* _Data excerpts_
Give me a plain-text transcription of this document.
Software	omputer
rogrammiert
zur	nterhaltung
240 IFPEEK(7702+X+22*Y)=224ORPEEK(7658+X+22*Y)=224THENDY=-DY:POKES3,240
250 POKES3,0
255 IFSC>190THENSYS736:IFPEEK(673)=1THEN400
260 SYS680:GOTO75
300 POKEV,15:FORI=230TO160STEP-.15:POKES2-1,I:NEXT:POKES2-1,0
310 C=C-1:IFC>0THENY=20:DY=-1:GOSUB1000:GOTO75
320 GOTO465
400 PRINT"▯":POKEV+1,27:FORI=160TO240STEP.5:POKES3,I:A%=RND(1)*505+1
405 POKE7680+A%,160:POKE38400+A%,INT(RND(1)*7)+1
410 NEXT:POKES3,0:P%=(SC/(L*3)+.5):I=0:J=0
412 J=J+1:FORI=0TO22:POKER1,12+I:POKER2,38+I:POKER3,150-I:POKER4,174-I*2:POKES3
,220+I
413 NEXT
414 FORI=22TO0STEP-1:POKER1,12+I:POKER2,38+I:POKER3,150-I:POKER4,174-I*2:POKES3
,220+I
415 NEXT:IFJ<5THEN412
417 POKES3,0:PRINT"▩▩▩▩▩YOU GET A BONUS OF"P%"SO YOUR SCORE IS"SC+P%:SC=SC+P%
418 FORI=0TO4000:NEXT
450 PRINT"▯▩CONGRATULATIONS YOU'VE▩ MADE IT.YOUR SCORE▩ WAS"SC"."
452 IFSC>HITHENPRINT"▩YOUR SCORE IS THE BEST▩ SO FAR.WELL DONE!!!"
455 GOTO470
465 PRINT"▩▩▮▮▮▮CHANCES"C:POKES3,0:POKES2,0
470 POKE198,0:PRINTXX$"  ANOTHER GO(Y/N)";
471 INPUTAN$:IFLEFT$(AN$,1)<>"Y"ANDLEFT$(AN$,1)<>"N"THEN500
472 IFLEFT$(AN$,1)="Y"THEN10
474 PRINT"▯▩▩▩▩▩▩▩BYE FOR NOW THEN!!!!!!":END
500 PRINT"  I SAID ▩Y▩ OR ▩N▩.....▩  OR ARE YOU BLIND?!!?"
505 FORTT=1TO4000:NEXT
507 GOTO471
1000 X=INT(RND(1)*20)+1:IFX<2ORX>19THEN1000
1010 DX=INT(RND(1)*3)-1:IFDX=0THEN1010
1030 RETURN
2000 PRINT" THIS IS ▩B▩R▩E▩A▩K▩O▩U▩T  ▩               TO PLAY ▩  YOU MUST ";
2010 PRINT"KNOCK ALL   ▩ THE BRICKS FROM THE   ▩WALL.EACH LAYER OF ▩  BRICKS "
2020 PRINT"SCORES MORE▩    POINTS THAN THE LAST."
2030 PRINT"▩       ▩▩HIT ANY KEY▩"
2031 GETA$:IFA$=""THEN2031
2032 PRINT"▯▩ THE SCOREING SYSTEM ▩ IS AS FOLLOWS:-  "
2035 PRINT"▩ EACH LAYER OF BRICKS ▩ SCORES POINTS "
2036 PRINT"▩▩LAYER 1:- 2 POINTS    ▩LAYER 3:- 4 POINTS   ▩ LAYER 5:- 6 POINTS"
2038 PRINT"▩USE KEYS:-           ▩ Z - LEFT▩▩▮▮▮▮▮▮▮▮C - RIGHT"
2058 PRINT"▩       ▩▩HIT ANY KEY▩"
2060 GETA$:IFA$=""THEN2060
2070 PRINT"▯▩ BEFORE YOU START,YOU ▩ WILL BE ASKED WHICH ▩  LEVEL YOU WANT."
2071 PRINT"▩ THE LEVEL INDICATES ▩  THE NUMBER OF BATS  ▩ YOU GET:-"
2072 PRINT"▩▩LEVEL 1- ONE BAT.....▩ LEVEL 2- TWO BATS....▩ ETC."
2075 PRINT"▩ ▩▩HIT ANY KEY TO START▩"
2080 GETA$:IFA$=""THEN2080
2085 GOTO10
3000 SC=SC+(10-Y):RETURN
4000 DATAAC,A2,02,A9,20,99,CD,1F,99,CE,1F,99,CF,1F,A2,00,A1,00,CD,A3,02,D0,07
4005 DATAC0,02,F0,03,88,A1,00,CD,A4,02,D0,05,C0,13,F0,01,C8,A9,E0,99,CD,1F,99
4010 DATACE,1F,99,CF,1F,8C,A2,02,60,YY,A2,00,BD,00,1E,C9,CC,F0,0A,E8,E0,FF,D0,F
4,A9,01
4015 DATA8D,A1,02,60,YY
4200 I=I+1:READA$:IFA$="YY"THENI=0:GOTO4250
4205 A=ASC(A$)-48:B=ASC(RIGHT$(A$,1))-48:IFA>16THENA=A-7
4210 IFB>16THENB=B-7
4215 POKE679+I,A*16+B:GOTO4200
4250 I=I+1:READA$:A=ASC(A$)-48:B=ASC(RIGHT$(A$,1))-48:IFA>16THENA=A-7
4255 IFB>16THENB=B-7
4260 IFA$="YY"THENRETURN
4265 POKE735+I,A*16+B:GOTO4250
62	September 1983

* _Direction_
Which lines contain the word "START"? Copy each of them.

* _Exercise result_
2070 PRINT"▯▩ BEFORE YOU START,YOU ▩ WILL BE ASKED WHICH ▩  LEVEL YOU WANT."
2075 PRINT"▩ ▩▩HIT ANY KEY TO START▩"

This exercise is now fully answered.